### The problem:
Restate the records that follow word for word; no pictures should appear.

(Lines of data)
- - -

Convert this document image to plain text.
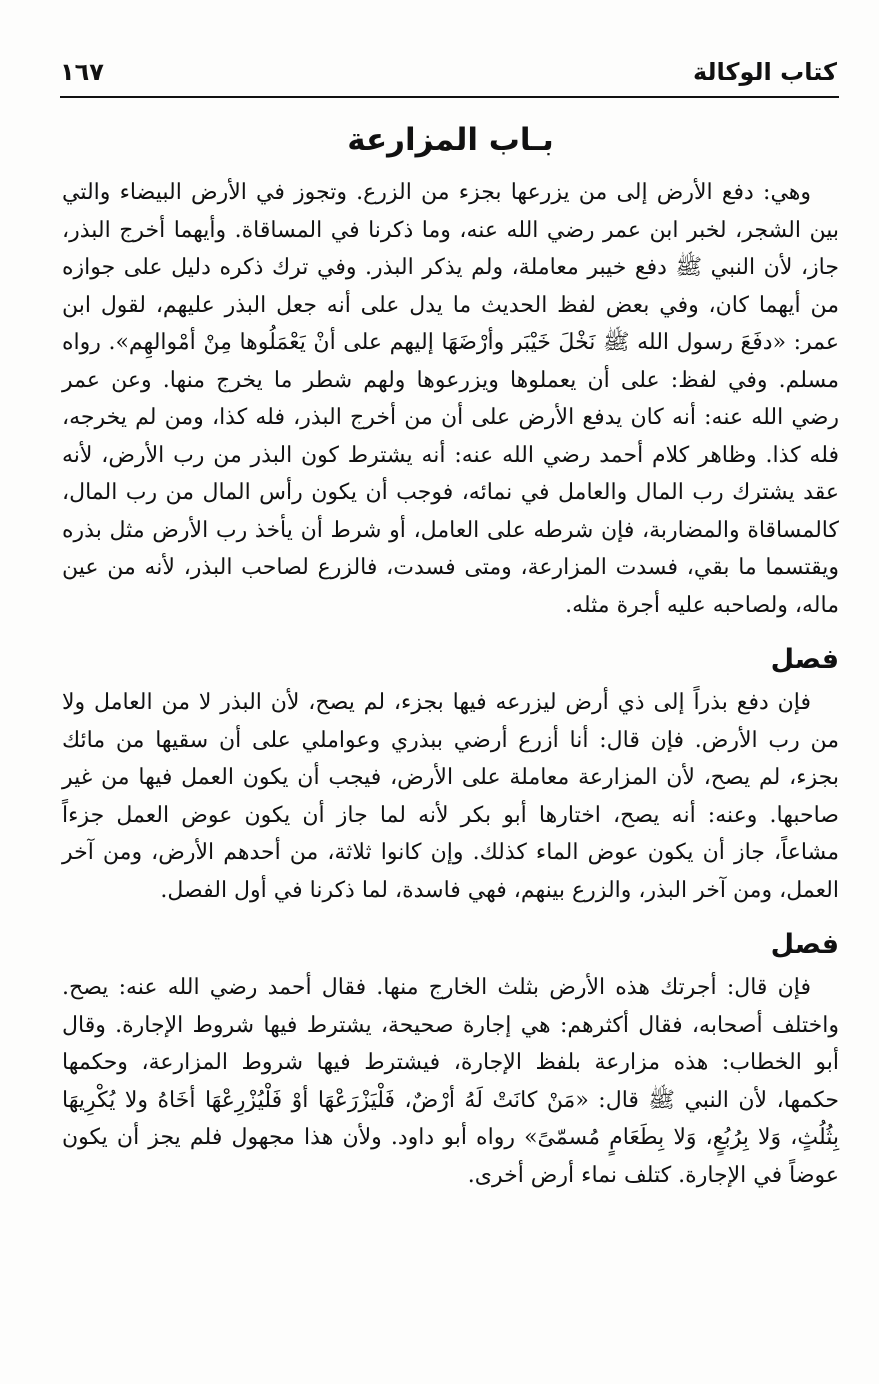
كتاب الوكالة
١٦٧
بـاب المزارعة

وهي: دفع الأرض إلى من يزرعها بجزء من الزرع. وتجوز في الأرض البيضاء والتي بين الشجر، لخبر ابن عمر رضي الله عنه، وما ذكرنا في المساقاة. وأيهما أخرج البذر، جاز، لأن النبي ﷺ دفع خيبر معاملة، ولم يذكر البذر. وفي ترك ذكره دليل على جوازه من أيهما كان، وفي بعض لفظ الحديث ما يدل على أنه جعل البذر عليهم، لقول ابن عمر: «دفَعَ رسول الله ﷺ نَخْلَ خَيْبَر وأرْضَهَا إليهم على أنْ يَعْمَلُوها مِنْ أمْوالهِم». رواه مسلم. وفي لفظ: على أن يعملوها ويزرعوها ولهم شطر ما يخرج منها. وعن عمر رضي الله عنه: أنه كان يدفع الأرض على أن من أخرج البذر، فله كذا، ومن لم يخرجه، فله كذا. وظاهر كلام أحمد رضي الله عنه: أنه يشترط كون البذر من رب الأرض، لأنه عقد يشترك رب المال والعامل في نمائه، فوجب أن يكون رأس المال من رب المال، كالمساقاة والمضاربة، فإن شرطه على العامل، أو شرط أن يأخذ رب الأرض مثل بذره ويقتسما ما بقي، فسدت المزارعة، ومتى فسدت، فالزرع لصاحب البذر، لأنه من عين ماله، ولصاحبه عليه أجرة مثله.

فصل

فإن دفع بذراً إلى ذي أرض ليزرعه فيها بجزء، لم يصح، لأن البذر لا من العامل ولا من رب الأرض. فإن قال: أنا أزرع أرضي ببذري وعواملي على أن سقيها من مائك بجزء، لم يصح، لأن المزارعة معاملة على الأرض، فيجب أن يكون العمل فيها من غير صاحبها. وعنه: أنه يصح، اختارها أبو بكر لأنه لما جاز أن يكون عوض العمل جزءاً مشاعاً، جاز أن يكون عوض الماء كذلك. وإن كانوا ثلاثة، من أحدهم الأرض، ومن آخر العمل، ومن آخر البذر، والزرع بينهم، فهي فاسدة، لما ذكرنا في أول الفصل.

فصل

فإن قال: أجرتك هذه الأرض بثلث الخارج منها. فقال أحمد رضي الله عنه: يصح. واختلف أصحابه، فقال أكثرهم: هي إجارة صحيحة، يشترط فيها شروط الإجارة. وقال أبو الخطاب: هذه مزارعة بلفظ الإجارة، فيشترط فيها شروط المزارعة، وحكمها حكمها، لأن النبي ﷺ قال: «مَنْ كانَتْ لَهُ أرْضٌ، فَلْيَزْرَعْهَا أوْ فَلْيُزْرِعْهَا أخَاهُ ولا يُكْرِيهَا بِثُلُثٍ، وَلا بِرُبُعٍ، وَلا بِطَعَامٍ مُسمّىً» رواه أبو داود. ولأن هذا مجهول فلم يجز أن يكون عوضاً في الإجارة. كتلف نماء أرض أخرى.
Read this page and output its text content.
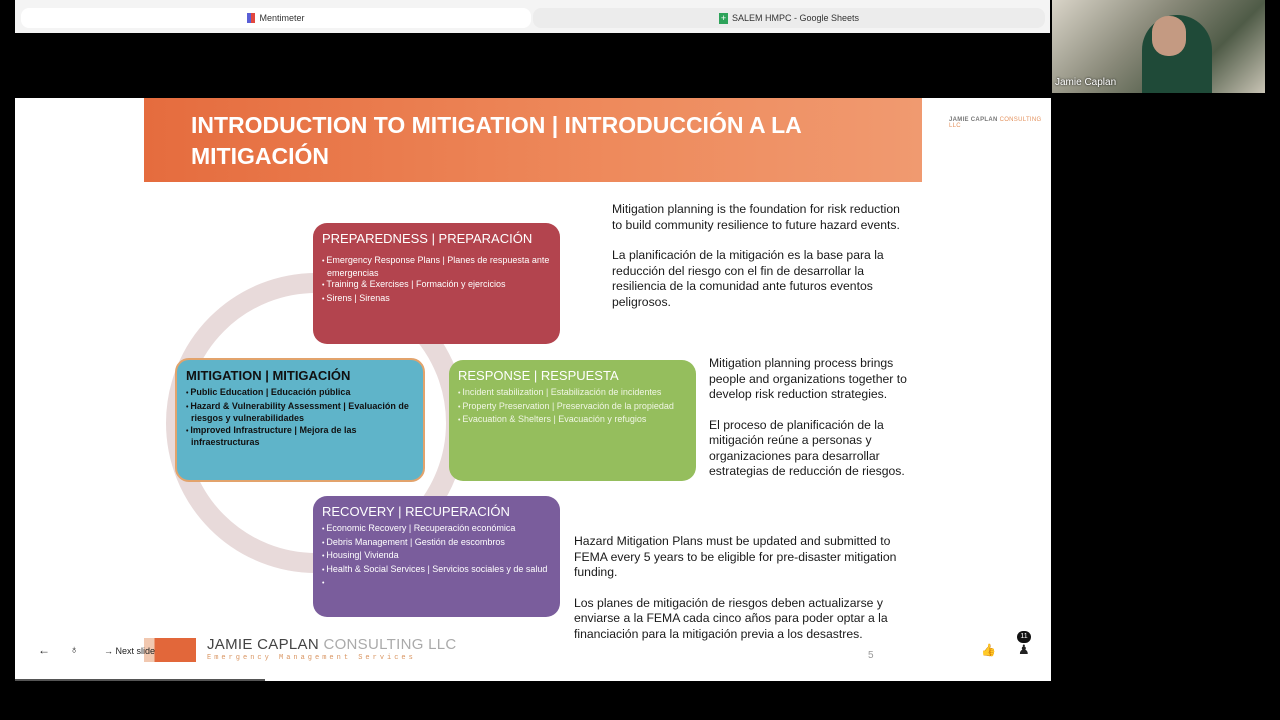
Mentimeter	+ SALEM HMPC - Google Sheets
Jamie Caplan
INTRODUCTION TO MITIGATION | INTRODUCCIÓN A LA MITIGACIÓN
JAMIE CAPLAN CONSULTING LLC
PREPAREDNESS | PREPARACIÓN
• Emergency Response Plans | Planes de respuesta ante emergencias
• Training & Exercises | Formación y ejercicios
• Sirens | Sirenas
MITIGATION | MITIGACIÓN
• Public Education | Educación pública
• Hazard & Vulnerability Assessment | Evaluación de riesgos y vulnerabilidades
• Improved Infrastructure | Mejora de las infraestructuras
RESPONSE | RESPUESTA
• Incident stabilization | Estabilización de incidentes
• Property Preservation | Preservación de la propiedad
• Evacuation & Shelters | Evacuación y refugios
RECOVERY | RECUPERACIÓN
• Economic Recovery | Recuperación económica
• Debris Management | Gestión de escombros
• Housing| Vivienda
• Health & Social Services | Servicios sociales y de salud
•

Mitigation planning is the foundation for risk reduction to build community resilience to future hazard events.

La planificación de la mitigación es la base para la reducción del riesgo con el fin de desarrollar la resiliencia de la comunidad ante futuros eventos peligrosos.

Mitigation planning process brings people and organizations together to develop risk reduction strategies.

El proceso de planificación de la mitigación reúne a personas y organizaciones para desarrollar estrategias de reducción de riesgos.

Hazard Mitigation Plans must be updated and submitted to FEMA every 5 years to be eligible for pre-disaster mitigation funding.

Los planes de mitigación de riesgos deben actualizarse y enviarse a la FEMA cada cinco años para poder optar a la financiación para la mitigación previa a los desastres.

JAMIE CAPLAN CONSULTING LLC
Emergency Management Services	5
← ♁	→ Next slide	👍
11
♟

- - -

### Task result:
Convert this document image to plain text.
كتاب الوكالة
١٦٧
بـاب المزارعة

وهي: دفع الأرض إلى من يزرعها بجزء من الزرع. وتجوز في الأرض البيضاء والتي بين الشجر، لخبر ابن عمر رضي الله عنه، وما ذكرنا في المساقاة. وأيهما أخرج البذر، جاز، لأن النبي ﷺ دفع خيبر معاملة، ولم يذكر البذر. وفي ترك ذكره دليل على جوازه من أيهما كان، وفي بعض لفظ الحديث ما يدل على أنه جعل البذر عليهم، لقول ابن عمر: «دفَعَ رسول الله ﷺ نَخْلَ خَيْبَر وأرْضَهَا إليهم على أنْ يَعْمَلُوها مِنْ أمْوالهِم». رواه مسلم. وفي لفظ: على أن يعملوها ويزرعوها ولهم شطر ما يخرج منها. وعن عمر رضي الله عنه: أنه كان يدفع الأرض على أن من أخرج البذر، فله كذا، ومن لم يخرجه، فله كذا. وظاهر كلام أحمد رضي الله عنه: أنه يشترط كون البذر من رب الأرض، لأنه عقد يشترك رب المال والعامل في نمائه، فوجب أن يكون رأس المال من رب المال، كالمساقاة والمضاربة، فإن شرطه على العامل، أو شرط أن يأخذ رب الأرض مثل بذره ويقتسما ما بقي، فسدت المزارعة، ومتى فسدت، فالزرع لصاحب البذر، لأنه من عين ماله، ولصاحبه عليه أجرة مثله.

فصل

فإن دفع بذراً إلى ذي أرض ليزرعه فيها بجزء، لم يصح، لأن البذر لا من العامل ولا من رب الأرض. فإن قال: أنا أزرع أرضي ببذري وعواملي على أن سقيها من مائك بجزء، لم يصح، لأن المزارعة معاملة على الأرض، فيجب أن يكون العمل فيها من غير صاحبها. وعنه: أنه يصح، اختارها أبو بكر لأنه لما جاز أن يكون عوض العمل جزءاً مشاعاً، جاز أن يكون عوض الماء كذلك. وإن كانوا ثلاثة، من أحدهم الأرض، ومن آخر العمل، ومن آخر البذر، والزرع بينهم، فهي فاسدة، لما ذكرنا في أول الفصل.

فصل

فإن قال: أجرتك هذه الأرض بثلث الخارج منها. فقال أحمد رضي الله عنه: يصح. واختلف أصحابه، فقال أكثرهم: هي إجارة صحيحة، يشترط فيها شروط الإجارة. وقال أبو الخطاب: هذه مزارعة بلفظ الإجارة، فيشترط فيها شروط المزارعة، وحكمها حكمها، لأن النبي ﷺ قال: «مَنْ كانَتْ لَهُ أرْضٌ، فَلْيَزْرَعْهَا أوْ فَلْيُزْرِعْهَا أخَاهُ ولا يُكْرِيهَا بِثُلُثٍ، وَلا بِرُبُعٍ، وَلا بِطَعَامٍ مُسمّىً» رواه أبو داود. ولأن هذا مجهول فلم يجز أن يكون عوضاً في الإجارة. كتلف نماء أرض أخرى.
Read this page and output its text content.
Mentimeter	+ SALEM HMPC - Google Sheets
Jamie Caplan
INTRODUCTION TO MITIGATION | INTRODUCCIÓN A LA MITIGACIÓN
JAMIE CAPLAN CONSULTING LLC
PREPAREDNESS | PREPARACIÓN
• Emergency Response Plans | Planes de respuesta ante emergencias
• Training & Exercises | Formación y ejercicios
• Sirens | Sirenas
MITIGATION | MITIGACIÓN
• Public Education | Educación pública
• Hazard & Vulnerability Assessment | Evaluación de riesgos y vulnerabilidades
• Improved Infrastructure | Mejora de las infraestructuras
RESPONSE | RESPUESTA
• Incident stabilization | Estabilización de incidentes
• Property Preservation | Preservación de la propiedad
• Evacuation & Shelters | Evacuación y refugios
RECOVERY | RECUPERACIÓN
• Economic Recovery | Recuperación económica
• Debris Management | Gestión de escombros
• Housing| Vivienda
• Health & Social Services | Servicios sociales y de salud
•

Mitigation planning is the foundation for risk reduction to build community resilience to future hazard events.

La planificación de la mitigación es la base para la reducción del riesgo con el fin de desarrollar la resiliencia de la comunidad ante futuros eventos peligrosos.

Mitigation planning process brings people and organizations together to develop risk reduction strategies.

El proceso de planificación de la mitigación reúne a personas y organizaciones para desarrollar estrategias de reducción de riesgos.

Hazard Mitigation Plans must be updated and submitted to FEMA every 5 years to be eligible for pre-disaster mitigation funding.

Los planes de mitigación de riesgos deben actualizarse y enviarse a la FEMA cada cinco años para poder optar a la financiación para la mitigación previa a los desastres.

JAMIE CAPLAN CONSULTING LLC
Emergency Management Services	5
← ♁	→ Next slide	👍
11
♟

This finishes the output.